Task to carry out →
Your task is to print all of the data word for word.

(Data excerpts)
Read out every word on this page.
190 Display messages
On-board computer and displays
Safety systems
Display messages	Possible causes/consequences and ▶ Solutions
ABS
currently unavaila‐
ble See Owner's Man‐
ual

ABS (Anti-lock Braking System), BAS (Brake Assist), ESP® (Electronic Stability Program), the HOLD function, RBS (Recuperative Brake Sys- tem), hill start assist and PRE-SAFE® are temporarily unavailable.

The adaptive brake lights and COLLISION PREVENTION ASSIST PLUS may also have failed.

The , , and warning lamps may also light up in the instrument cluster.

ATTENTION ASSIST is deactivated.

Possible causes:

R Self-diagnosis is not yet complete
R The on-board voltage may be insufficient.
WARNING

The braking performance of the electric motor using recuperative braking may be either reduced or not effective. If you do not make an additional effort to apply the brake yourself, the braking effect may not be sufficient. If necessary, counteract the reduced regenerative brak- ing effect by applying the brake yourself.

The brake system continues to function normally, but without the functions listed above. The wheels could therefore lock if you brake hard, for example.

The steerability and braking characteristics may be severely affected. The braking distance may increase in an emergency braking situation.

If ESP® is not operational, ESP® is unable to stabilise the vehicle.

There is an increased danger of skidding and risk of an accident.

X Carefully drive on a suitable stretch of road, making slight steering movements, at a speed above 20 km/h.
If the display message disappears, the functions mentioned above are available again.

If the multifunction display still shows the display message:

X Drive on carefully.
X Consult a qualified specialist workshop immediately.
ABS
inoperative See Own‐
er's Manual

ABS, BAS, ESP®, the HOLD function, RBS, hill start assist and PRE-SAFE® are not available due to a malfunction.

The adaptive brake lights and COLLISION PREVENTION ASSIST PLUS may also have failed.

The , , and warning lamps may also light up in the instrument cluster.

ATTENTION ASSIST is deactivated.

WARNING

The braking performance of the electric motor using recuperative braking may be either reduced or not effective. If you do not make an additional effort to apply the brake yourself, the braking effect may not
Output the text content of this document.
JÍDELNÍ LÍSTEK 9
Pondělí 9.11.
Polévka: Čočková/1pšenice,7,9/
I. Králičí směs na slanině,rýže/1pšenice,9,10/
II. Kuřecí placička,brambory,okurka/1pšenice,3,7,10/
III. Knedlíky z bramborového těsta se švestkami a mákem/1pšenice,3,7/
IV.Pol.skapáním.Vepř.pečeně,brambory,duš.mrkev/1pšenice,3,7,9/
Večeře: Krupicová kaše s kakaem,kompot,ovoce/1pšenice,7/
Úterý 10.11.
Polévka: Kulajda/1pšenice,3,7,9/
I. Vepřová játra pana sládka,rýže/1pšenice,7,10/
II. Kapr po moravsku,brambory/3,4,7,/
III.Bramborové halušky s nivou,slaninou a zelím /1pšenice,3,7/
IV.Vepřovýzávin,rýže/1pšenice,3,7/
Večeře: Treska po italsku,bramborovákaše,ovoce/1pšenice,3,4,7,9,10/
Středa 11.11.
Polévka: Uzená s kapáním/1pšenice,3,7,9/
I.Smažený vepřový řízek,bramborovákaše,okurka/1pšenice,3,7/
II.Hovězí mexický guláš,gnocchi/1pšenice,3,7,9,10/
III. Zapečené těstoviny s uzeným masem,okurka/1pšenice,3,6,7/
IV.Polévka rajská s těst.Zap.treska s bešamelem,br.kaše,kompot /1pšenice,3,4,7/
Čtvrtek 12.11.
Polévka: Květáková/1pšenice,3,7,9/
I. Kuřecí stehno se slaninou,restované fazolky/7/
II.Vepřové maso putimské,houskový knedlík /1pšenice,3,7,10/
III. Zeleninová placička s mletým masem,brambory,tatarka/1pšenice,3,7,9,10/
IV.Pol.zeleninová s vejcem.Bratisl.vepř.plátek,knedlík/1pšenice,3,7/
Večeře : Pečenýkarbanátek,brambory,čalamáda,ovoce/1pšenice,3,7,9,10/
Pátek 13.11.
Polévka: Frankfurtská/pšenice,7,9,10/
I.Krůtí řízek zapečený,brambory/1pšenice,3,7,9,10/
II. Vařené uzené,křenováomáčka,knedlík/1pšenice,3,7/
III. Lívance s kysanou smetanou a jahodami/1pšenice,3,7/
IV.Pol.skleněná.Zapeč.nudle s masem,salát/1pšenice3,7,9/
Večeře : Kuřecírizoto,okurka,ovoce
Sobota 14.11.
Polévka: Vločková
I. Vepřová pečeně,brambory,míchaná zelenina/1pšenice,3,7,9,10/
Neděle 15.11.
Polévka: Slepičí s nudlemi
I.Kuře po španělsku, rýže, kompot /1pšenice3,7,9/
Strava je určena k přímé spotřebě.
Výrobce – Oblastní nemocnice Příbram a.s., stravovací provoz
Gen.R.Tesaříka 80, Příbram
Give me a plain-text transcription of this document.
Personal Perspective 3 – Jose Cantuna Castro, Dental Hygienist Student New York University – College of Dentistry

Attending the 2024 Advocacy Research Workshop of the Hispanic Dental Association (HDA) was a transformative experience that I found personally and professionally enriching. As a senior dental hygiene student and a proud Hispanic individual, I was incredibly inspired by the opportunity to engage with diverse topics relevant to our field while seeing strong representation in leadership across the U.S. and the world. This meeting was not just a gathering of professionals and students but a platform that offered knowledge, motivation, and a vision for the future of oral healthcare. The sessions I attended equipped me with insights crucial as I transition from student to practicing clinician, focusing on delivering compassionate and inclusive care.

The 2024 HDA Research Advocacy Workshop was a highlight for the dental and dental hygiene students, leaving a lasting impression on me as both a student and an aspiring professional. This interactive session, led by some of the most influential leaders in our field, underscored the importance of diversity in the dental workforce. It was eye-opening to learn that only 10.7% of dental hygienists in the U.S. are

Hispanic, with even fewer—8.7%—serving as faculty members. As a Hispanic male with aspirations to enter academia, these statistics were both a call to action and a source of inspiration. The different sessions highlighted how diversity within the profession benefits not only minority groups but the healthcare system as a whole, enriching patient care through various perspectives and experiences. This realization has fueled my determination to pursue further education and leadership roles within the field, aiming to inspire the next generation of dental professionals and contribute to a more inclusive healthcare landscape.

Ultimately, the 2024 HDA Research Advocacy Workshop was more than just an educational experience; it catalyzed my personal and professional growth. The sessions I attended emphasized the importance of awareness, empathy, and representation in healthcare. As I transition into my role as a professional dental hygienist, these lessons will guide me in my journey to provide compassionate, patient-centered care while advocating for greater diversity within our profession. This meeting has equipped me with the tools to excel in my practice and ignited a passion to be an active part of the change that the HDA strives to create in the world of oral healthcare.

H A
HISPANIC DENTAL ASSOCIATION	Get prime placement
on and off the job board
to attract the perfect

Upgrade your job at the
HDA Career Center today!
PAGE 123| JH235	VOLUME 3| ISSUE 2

Answer for the task →
Read out every word on this page.
190 Display messages
On-board computer and displays
Safety systems
Display messages	Possible causes/consequences and ▶ Solutions
ABS
currently unavaila‐
ble See Owner's Man‐
ual

ABS (Anti-lock Braking System), BAS (Brake Assist), ESP® (Electronic Stability Program), the HOLD function, RBS (Recuperative Brake Sys- tem), hill start assist and PRE-SAFE® are temporarily unavailable.

The adaptive brake lights and COLLISION PREVENTION ASSIST PLUS may also have failed.

The , , and warning lamps may also light up in the instrument cluster.

ATTENTION ASSIST is deactivated.

Possible causes:

R Self-diagnosis is not yet complete
R The on-board voltage may be insufficient.
WARNING

The braking performance of the electric motor using recuperative braking may be either reduced or not effective. If you do not make an additional effort to apply the brake yourself, the braking effect may not be sufficient. If necessary, counteract the reduced regenerative brak- ing effect by applying the brake yourself.

The brake system continues to function normally, but without the functions listed above. The wheels could therefore lock if you brake hard, for example.

The steerability and braking characteristics may be severely affected. The braking distance may increase in an emergency braking situation.

If ESP® is not operational, ESP® is unable to stabilise the vehicle.

There is an increased danger of skidding and risk of an accident.

X Carefully drive on a suitable stretch of road, making slight steering movements, at a speed above 20 km/h.
If the display message disappears, the functions mentioned above are available again.

If the multifunction display still shows the display message:

X Drive on carefully.
X Consult a qualified specialist workshop immediately.
ABS
inoperative See Own‐
er's Manual

ABS, BAS, ESP®, the HOLD function, RBS, hill start assist and PRE-SAFE® are not available due to a malfunction.

The adaptive brake lights and COLLISION PREVENTION ASSIST PLUS may also have failed.

The , , and warning lamps may also light up in the instrument cluster.

ATTENTION ASSIST is deactivated.

WARNING

The braking performance of the electric motor using recuperative braking may be either reduced or not effective. If you do not make an additional effort to apply the brake yourself, the braking effect may not
Output the text content of this document.
JÍDELNÍ LÍSTEK 9
Pondělí 9.11.
Polévka: Čočková/1pšenice,7,9/
I. Králičí směs na slanině,rýže/1pšenice,9,10/
II. Kuřecí placička,brambory,okurka/1pšenice,3,7,10/
III. Knedlíky z bramborového těsta se švestkami a mákem/1pšenice,3,7/
IV.Pol.skapáním.Vepř.pečeně,brambory,duš.mrkev/1pšenice,3,7,9/
Večeře: Krupicová kaše s kakaem,kompot,ovoce/1pšenice,7/
Úterý 10.11.
Polévka: Kulajda/1pšenice,3,7,9/
I. Vepřová játra pana sládka,rýže/1pšenice,7,10/
II. Kapr po moravsku,brambory/3,4,7,/
III.Bramborové halušky s nivou,slaninou a zelím /1pšenice,3,7/
IV.Vepřovýzávin,rýže/1pšenice,3,7/
Večeře: Treska po italsku,bramborovákaše,ovoce/1pšenice,3,4,7,9,10/
Středa 11.11.
Polévka: Uzená s kapáním/1pšenice,3,7,9/
I.Smažený vepřový řízek,bramborovákaše,okurka/1pšenice,3,7/
II.Hovězí mexický guláš,gnocchi/1pšenice,3,7,9,10/
III. Zapečené těstoviny s uzeným masem,okurka/1pšenice,3,6,7/
IV.Polévka rajská s těst.Zap.treska s bešamelem,br.kaše,kompot /1pšenice,3,4,7/
Čtvrtek 12.11.
Polévka: Květáková/1pšenice,3,7,9/
I. Kuřecí stehno se slaninou,restované fazolky/7/
II.Vepřové maso putimské,houskový knedlík /1pšenice,3,7,10/
III. Zeleninová placička s mletým masem,brambory,tatarka/1pšenice,3,7,9,10/
IV.Pol.zeleninová s vejcem.Bratisl.vepř.plátek,knedlík/1pšenice,3,7/
Večeře : Pečenýkarbanátek,brambory,čalamáda,ovoce/1pšenice,3,7,9,10/
Pátek 13.11.
Polévka: Frankfurtská/pšenice,7,9,10/
I.Krůtí řízek zapečený,brambory/1pšenice,3,7,9,10/
II. Vařené uzené,křenováomáčka,knedlík/1pšenice,3,7/
III. Lívance s kysanou smetanou a jahodami/1pšenice,3,7/
IV.Pol.skleněná.Zapeč.nudle s masem,salát/1pšenice3,7,9/
Večeře : Kuřecírizoto,okurka,ovoce
Sobota 14.11.
Polévka: Vločková
I. Vepřová pečeně,brambory,míchaná zelenina/1pšenice,3,7,9,10/
Neděle 15.11.
Polévka: Slepičí s nudlemi
I.Kuře po španělsku, rýže, kompot /1pšenice3,7,9/
Strava je určena k přímé spotřebě.
Výrobce – Oblastní nemocnice Příbram a.s., stravovací provoz
Gen.R.Tesaříka 80, Příbram
Give me a plain-text transcription of this document.
Personal Perspective 3 – Jose Cantuna Castro, Dental Hygienist Student New York University – College of Dentistry

Attending the 2024 Advocacy Research Workshop of the Hispanic Dental Association (HDA) was a transformative experience that I found personally and professionally enriching. As a senior dental hygiene student and a proud Hispanic individual, I was incredibly inspired by the opportunity to engage with diverse topics relevant to our field while seeing strong representation in leadership across the U.S. and the world. This meeting was not just a gathering of professionals and students but a platform that offered knowledge, motivation, and a vision for the future of oral healthcare. The sessions I attended equipped me with insights crucial as I transition from student to practicing clinician, focusing on delivering compassionate and inclusive care.

The 2024 HDA Research Advocacy Workshop was a highlight for the dental and dental hygiene students, leaving a lasting impression on me as both a student and an aspiring professional. This interactive session, led by some of the most influential leaders in our field, underscored the importance of diversity in the dental workforce. It was eye-opening to learn that only 10.7% of dental hygienists in the U.S. are

Hispanic, with even fewer—8.7%—serving as faculty members. As a Hispanic male with aspirations to enter academia, these statistics were both a call to action and a source of inspiration. The different sessions highlighted how diversity within the profession benefits not only minority groups but the healthcare system as a whole, enriching patient care through various perspectives and experiences. This realization has fueled my determination to pursue further education and leadership roles within the field, aiming to inspire the next generation of dental professionals and contribute to a more inclusive healthcare landscape.

Ultimately, the 2024 HDA Research Advocacy Workshop was more than just an educational experience; it catalyzed my personal and professional growth. The sessions I attended emphasized the importance of awareness, empathy, and representation in healthcare. As I transition into my role as a professional dental hygienist, these lessons will guide me in my journey to provide compassionate, patient-centered care while advocating for greater diversity within our profession. This meeting has equipped me with the tools to excel in my practice and ignited a passion to be an active part of the change that the HDA strives to create in the world of oral healthcare.

H A
HISPANIC DENTAL ASSOCIATION	Get prime placement
on and off the job board
to attract the perfect

Upgrade your job at the
HDA Career Center today!
PAGE 123| JH235	VOLUME 3| ISSUE 2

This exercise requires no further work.